(What the exercise asks): Read the lines that follow and pick out every one containing the word "title".

(Input rows):

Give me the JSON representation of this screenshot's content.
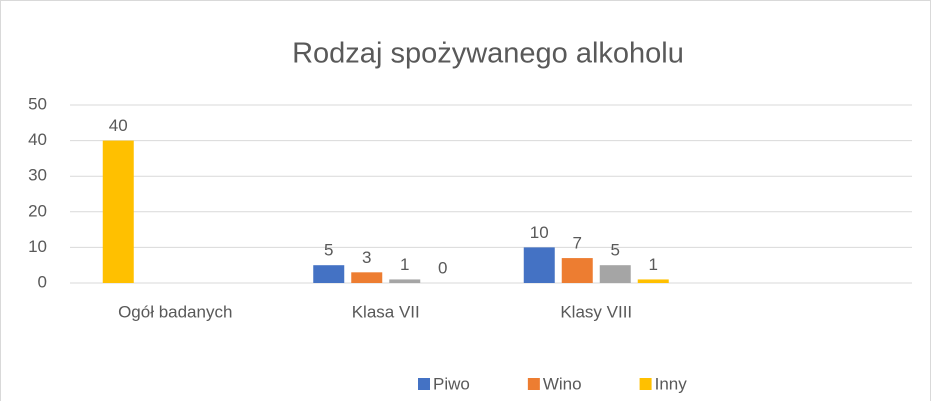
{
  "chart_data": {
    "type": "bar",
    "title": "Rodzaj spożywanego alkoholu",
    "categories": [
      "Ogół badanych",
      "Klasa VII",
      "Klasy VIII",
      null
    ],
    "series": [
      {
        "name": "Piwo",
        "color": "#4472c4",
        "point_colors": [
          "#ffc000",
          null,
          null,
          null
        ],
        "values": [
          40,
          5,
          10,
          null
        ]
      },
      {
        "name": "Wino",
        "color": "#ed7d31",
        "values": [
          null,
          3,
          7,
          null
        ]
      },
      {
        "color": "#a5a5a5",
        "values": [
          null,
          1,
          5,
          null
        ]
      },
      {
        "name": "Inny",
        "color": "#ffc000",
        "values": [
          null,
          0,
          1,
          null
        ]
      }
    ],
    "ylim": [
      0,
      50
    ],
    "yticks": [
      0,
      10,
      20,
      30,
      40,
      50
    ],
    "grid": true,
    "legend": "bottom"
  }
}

==

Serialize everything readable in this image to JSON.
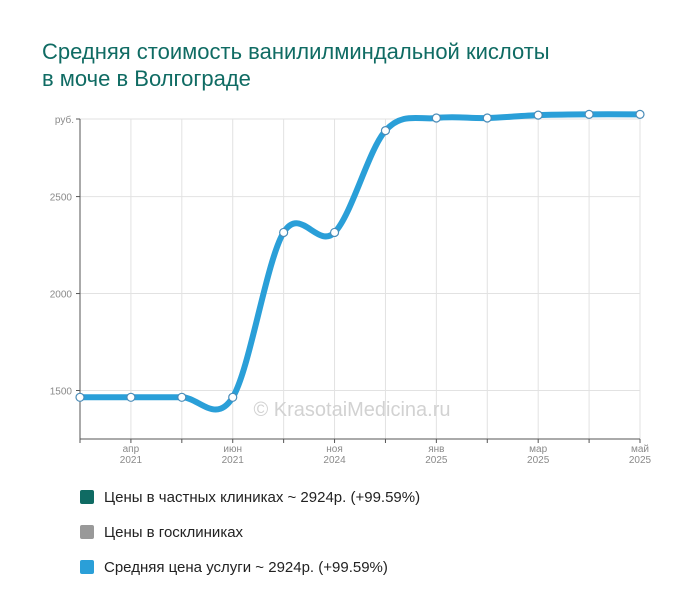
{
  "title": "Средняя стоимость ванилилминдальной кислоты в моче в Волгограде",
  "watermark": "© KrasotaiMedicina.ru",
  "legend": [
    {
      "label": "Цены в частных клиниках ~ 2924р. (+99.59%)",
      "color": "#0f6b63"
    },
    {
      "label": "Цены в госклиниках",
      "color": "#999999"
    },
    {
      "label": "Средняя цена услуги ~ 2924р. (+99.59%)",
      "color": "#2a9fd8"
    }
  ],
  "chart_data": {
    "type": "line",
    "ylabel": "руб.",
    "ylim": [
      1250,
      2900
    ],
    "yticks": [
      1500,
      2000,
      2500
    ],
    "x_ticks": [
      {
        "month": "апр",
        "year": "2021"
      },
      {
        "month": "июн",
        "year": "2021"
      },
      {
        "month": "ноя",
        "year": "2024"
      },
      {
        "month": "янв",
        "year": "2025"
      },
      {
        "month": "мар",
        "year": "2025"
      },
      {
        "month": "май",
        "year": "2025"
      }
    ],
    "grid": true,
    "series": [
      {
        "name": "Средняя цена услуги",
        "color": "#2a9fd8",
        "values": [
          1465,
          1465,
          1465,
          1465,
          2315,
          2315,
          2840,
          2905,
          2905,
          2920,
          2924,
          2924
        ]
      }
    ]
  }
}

(Result):
    "title": "Rodzaj spożywanego alkoholu",
  "title": "Средняя стоимость ванилилминдальной кислоты в моче в Волгограде",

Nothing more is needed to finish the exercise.